(Data entries for graphics)
## Start

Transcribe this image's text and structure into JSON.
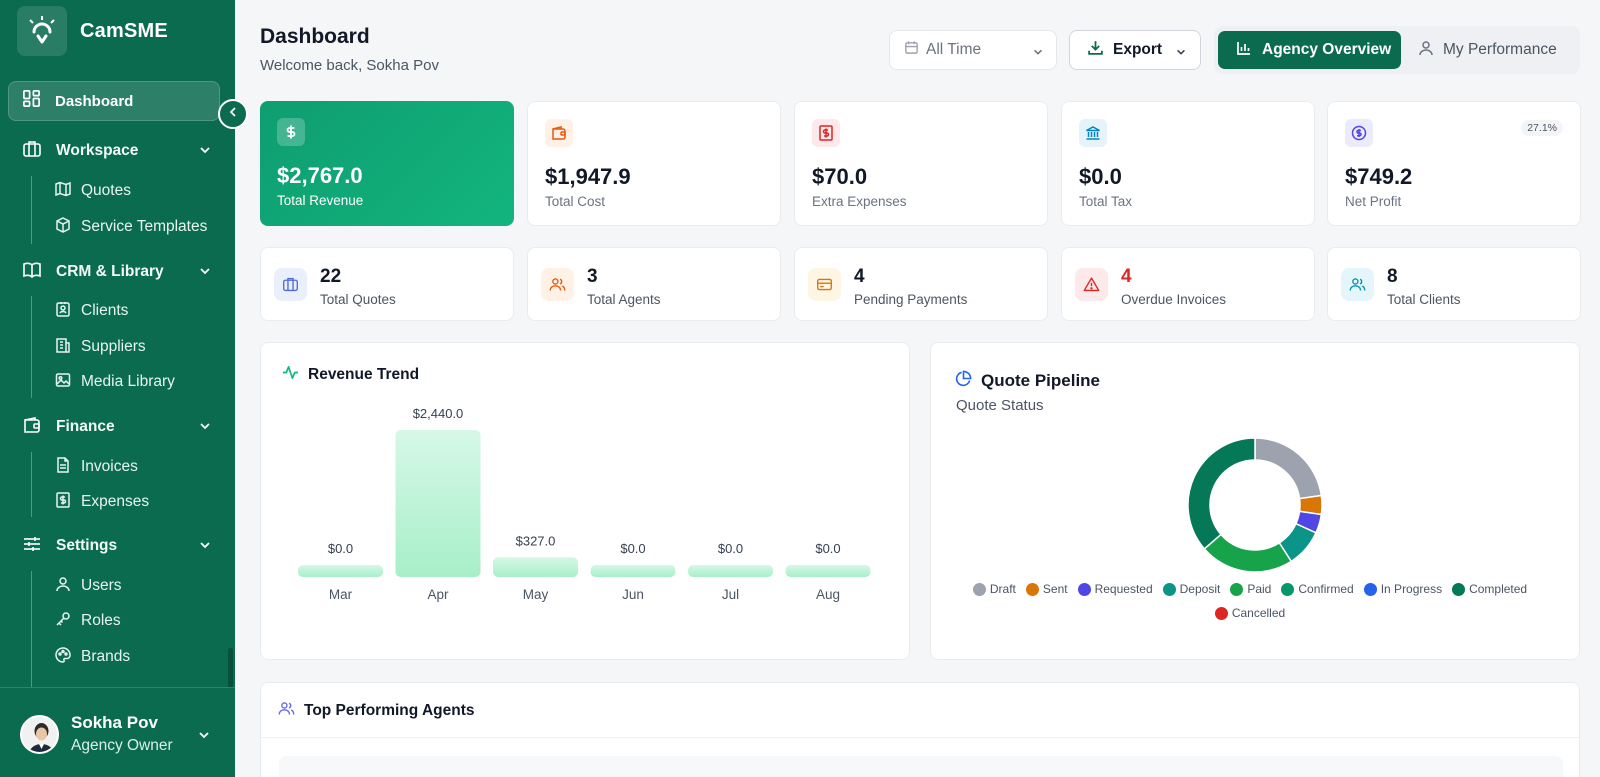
{
  "app": {
    "name": "CamSME"
  },
  "sidebar": {
    "active": {
      "label": "Dashboard",
      "icon": "dashboard-grid-icon"
    },
    "sections": [
      {
        "label": "Workspace",
        "icon": "briefcase-icon",
        "items": [
          {
            "label": "Quotes",
            "icon": "map-icon"
          },
          {
            "label": "Service Templates",
            "icon": "box-icon"
          }
        ]
      },
      {
        "label": "CRM & Library",
        "icon": "book-icon",
        "items": [
          {
            "label": "Clients",
            "icon": "contact-icon"
          },
          {
            "label": "Suppliers",
            "icon": "building-icon"
          },
          {
            "label": "Media Library",
            "icon": "image-icon"
          }
        ]
      },
      {
        "label": "Finance",
        "icon": "wallet-icon",
        "items": [
          {
            "label": "Invoices",
            "icon": "file-icon"
          },
          {
            "label": "Expenses",
            "icon": "receipt-dollar-icon"
          }
        ]
      },
      {
        "label": "Settings",
        "icon": "sliders-icon",
        "items": [
          {
            "label": "Users",
            "icon": "user-icon"
          },
          {
            "label": "Roles",
            "icon": "key-icon"
          },
          {
            "label": "Brands",
            "icon": "palette-icon"
          }
        ]
      }
    ]
  },
  "user": {
    "name": "Sokha Pov",
    "role": "Agency Owner"
  },
  "header": {
    "title": "Dashboard",
    "subtitle": "Welcome back, Sokha Pov",
    "time_filter": "All Time",
    "export_label": "Export",
    "view_agency": "Agency Overview",
    "view_mine": "My Performance"
  },
  "stats": [
    {
      "value": "$2,767.0",
      "label": "Total Revenue",
      "icon": "dollar-icon",
      "accent": "#ffffff"
    },
    {
      "value": "$1,947.9",
      "label": "Total Cost",
      "icon": "wallet-icon",
      "accent": "#ea580c"
    },
    {
      "value": "$70.0",
      "label": "Extra Expenses",
      "icon": "receipt-dollar-icon",
      "accent": "#dc2626"
    },
    {
      "value": "$0.0",
      "label": "Total Tax",
      "icon": "bank-icon",
      "accent": "#0284c7"
    },
    {
      "value": "$749.2",
      "label": "Net Profit",
      "icon": "coin-icon",
      "accent": "#4f46e5",
      "badge": "27.1%"
    }
  ],
  "counts": [
    {
      "value": "22",
      "label": "Total Quotes",
      "icon": "briefcase-icon",
      "accent": "#4f6bd8"
    },
    {
      "value": "3",
      "label": "Total Agents",
      "icon": "users-icon",
      "accent": "#ea580c"
    },
    {
      "value": "4",
      "label": "Pending Payments",
      "icon": "credit-card-icon",
      "accent": "#d97706"
    },
    {
      "value": "4",
      "label": "Overdue Invoices",
      "icon": "alert-triangle-icon",
      "accent": "#dc2626"
    },
    {
      "value": "8",
      "label": "Total Clients",
      "icon": "users-icon",
      "accent": "#0891b2"
    }
  ],
  "revenue_trend": {
    "title": "Revenue Trend"
  },
  "quote_pipeline": {
    "title": "Quote Pipeline",
    "subtitle": "Quote Status"
  },
  "top_agents": {
    "title": "Top Performing Agents"
  },
  "chart_data": [
    {
      "type": "bar",
      "title": "Revenue Trend",
      "categories": [
        "Mar",
        "Apr",
        "May",
        "Jun",
        "Jul",
        "Aug"
      ],
      "values": [
        0.0,
        2440.0,
        327.0,
        0.0,
        0.0,
        0.0
      ],
      "value_labels": [
        "$0.0",
        "$2,440.0",
        "$327.0",
        "$0.0",
        "$0.0",
        "$0.0"
      ],
      "grid": false
    },
    {
      "type": "pie",
      "title": "Quote Pipeline",
      "subtitle": "Quote Status",
      "donut": true,
      "categories": [
        "Draft",
        "Sent",
        "Requested",
        "Deposit",
        "Paid",
        "Confirmed",
        "In Progress",
        "Completed",
        "Cancelled"
      ],
      "values": [
        5,
        1,
        1,
        2,
        5,
        0,
        0,
        8,
        0
      ],
      "colors": [
        "#9ca3af",
        "#d97706",
        "#4f46e5",
        "#0d9488",
        "#16a34a",
        "#059669",
        "#2563eb",
        "#047857",
        "#dc2626"
      ],
      "legend": "bottom"
    }
  ]
}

## End

Quote each entry above verbatim and drop the pictures.

◆ COMPLETE RESPONSE
Transcribe this image's text and structure into JSON.
{
  "app": {
    "name": "CamSME"
  },
  "sidebar": {
    "active": {
      "label": "Dashboard",
      "icon": "dashboard-grid-icon"
    },
    "sections": [
      {
        "label": "Workspace",
        "icon": "briefcase-icon",
        "items": [
          {
            "label": "Quotes",
            "icon": "map-icon"
          },
          {
            "label": "Service Templates",
            "icon": "box-icon"
          }
        ]
      },
      {
        "label": "CRM & Library",
        "icon": "book-icon",
        "items": [
          {
            "label": "Clients",
            "icon": "contact-icon"
          },
          {
            "label": "Suppliers",
            "icon": "building-icon"
          },
          {
            "label": "Media Library",
            "icon": "image-icon"
          }
        ]
      },
      {
        "label": "Finance",
        "icon": "wallet-icon",
        "items": [
          {
            "label": "Invoices",
            "icon": "file-icon"
          },
          {
            "label": "Expenses",
            "icon": "receipt-dollar-icon"
          }
        ]
      },
      {
        "label": "Settings",
        "icon": "sliders-icon",
        "items": [
          {
            "label": "Users",
            "icon": "user-icon"
          },
          {
            "label": "Roles",
            "icon": "key-icon"
          },
          {
            "label": "Brands",
            "icon": "palette-icon"
          }
        ]
      }
    ]
  },
  "user": {
    "name": "Sokha Pov",
    "role": "Agency Owner"
  },
  "header": {
    "title": "Dashboard",
    "subtitle": "Welcome back, Sokha Pov",
    "time_filter": "All Time",
    "export_label": "Export",
    "view_agency": "Agency Overview",
    "view_mine": "My Performance"
  },
  "stats": [
    {
      "value": "$2,767.0",
      "label": "Total Revenue",
      "icon": "dollar-icon",
      "accent": "#ffffff"
    },
    {
      "value": "$1,947.9",
      "label": "Total Cost",
      "icon": "wallet-icon",
      "accent": "#ea580c"
    },
    {
      "value": "$70.0",
      "label": "Extra Expenses",
      "icon": "receipt-dollar-icon",
      "accent": "#dc2626"
    },
    {
      "value": "$0.0",
      "label": "Total Tax",
      "icon": "bank-icon",
      "accent": "#0284c7"
    },
    {
      "value": "$749.2",
      "label": "Net Profit",
      "icon": "coin-icon",
      "accent": "#4f46e5",
      "badge": "27.1%"
    }
  ],
  "counts": [
    {
      "value": "22",
      "label": "Total Quotes",
      "icon": "briefcase-icon",
      "accent": "#4f6bd8"
    },
    {
      "value": "3",
      "label": "Total Agents",
      "icon": "users-icon",
      "accent": "#ea580c"
    },
    {
      "value": "4",
      "label": "Pending Payments",
      "icon": "credit-card-icon",
      "accent": "#d97706"
    },
    {
      "value": "4",
      "label": "Overdue Invoices",
      "icon": "alert-triangle-icon",
      "accent": "#dc2626"
    },
    {
      "value": "8",
      "label": "Total Clients",
      "icon": "users-icon",
      "accent": "#0891b2"
    }
  ],
  "revenue_trend": {
    "title": "Revenue Trend"
  },
  "quote_pipeline": {
    "title": "Quote Pipeline",
    "subtitle": "Quote Status"
  },
  "top_agents": {
    "title": "Top Performing Agents"
  },
  "chart_data": [
    {
      "type": "bar",
      "title": "Revenue Trend",
      "categories": [
        "Mar",
        "Apr",
        "May",
        "Jun",
        "Jul",
        "Aug"
      ],
      "values": [
        0.0,
        2440.0,
        327.0,
        0.0,
        0.0,
        0.0
      ],
      "value_labels": [
        "$0.0",
        "$2,440.0",
        "$327.0",
        "$0.0",
        "$0.0",
        "$0.0"
      ],
      "grid": false
    },
    {
      "type": "pie",
      "title": "Quote Pipeline",
      "subtitle": "Quote Status",
      "donut": true,
      "categories": [
        "Draft",
        "Sent",
        "Requested",
        "Deposit",
        "Paid",
        "Confirmed",
        "In Progress",
        "Completed",
        "Cancelled"
      ],
      "values": [
        5,
        1,
        1,
        2,
        5,
        0,
        0,
        8,
        0
      ],
      "colors": [
        "#9ca3af",
        "#d97706",
        "#4f46e5",
        "#0d9488",
        "#16a34a",
        "#059669",
        "#2563eb",
        "#047857",
        "#dc2626"
      ],
      "legend": "bottom"
    }
  ]
}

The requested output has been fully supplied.